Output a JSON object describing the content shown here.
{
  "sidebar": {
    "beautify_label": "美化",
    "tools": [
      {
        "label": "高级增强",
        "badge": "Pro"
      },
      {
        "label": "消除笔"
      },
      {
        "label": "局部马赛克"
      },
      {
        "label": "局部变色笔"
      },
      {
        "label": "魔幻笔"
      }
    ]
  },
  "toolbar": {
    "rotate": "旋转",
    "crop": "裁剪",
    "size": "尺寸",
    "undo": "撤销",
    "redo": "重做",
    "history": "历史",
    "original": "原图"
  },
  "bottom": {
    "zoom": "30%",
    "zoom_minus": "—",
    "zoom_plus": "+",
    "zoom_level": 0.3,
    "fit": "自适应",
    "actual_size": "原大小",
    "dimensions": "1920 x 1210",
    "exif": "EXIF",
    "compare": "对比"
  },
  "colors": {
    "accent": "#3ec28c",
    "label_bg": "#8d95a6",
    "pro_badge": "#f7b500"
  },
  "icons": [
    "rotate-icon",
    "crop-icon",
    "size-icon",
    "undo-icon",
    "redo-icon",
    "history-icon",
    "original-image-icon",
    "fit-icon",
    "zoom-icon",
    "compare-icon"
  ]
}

------------------------------------------------

> [Goal]: Using the material above, print every entry exactly as written.

> [Reply]:
Output a JSON object describing the content shown here.
{
  "sidebar": {
    "beautify_label": "美化",
    "tools": [
      {
        "label": "高级增强",
        "badge": "Pro"
      },
      {
        "label": "消除笔"
      },
      {
        "label": "局部马赛克"
      },
      {
        "label": "局部变色笔"
      },
      {
        "label": "魔幻笔"
      }
    ]
  },
  "toolbar": {
    "rotate": "旋转",
    "crop": "裁剪",
    "size": "尺寸",
    "undo": "撤销",
    "redo": "重做",
    "history": "历史",
    "original": "原图"
  },
  "bottom": {
    "zoom": "30%",
    "zoom_minus": "—",
    "zoom_plus": "+",
    "zoom_level": 0.3,
    "fit": "自适应",
    "actual_size": "原大小",
    "dimensions": "1920 x 1210",
    "exif": "EXIF",
    "compare": "对比"
  },
  "colors": {
    "accent": "#3ec28c",
    "label_bg": "#8d95a6",
    "pro_badge": "#f7b500"
  },
  "icons": [
    "rotate-icon",
    "crop-icon",
    "size-icon",
    "undo-icon",
    "redo-icon",
    "history-icon",
    "original-image-icon",
    "fit-icon",
    "zoom-icon",
    "compare-icon"
  ]
}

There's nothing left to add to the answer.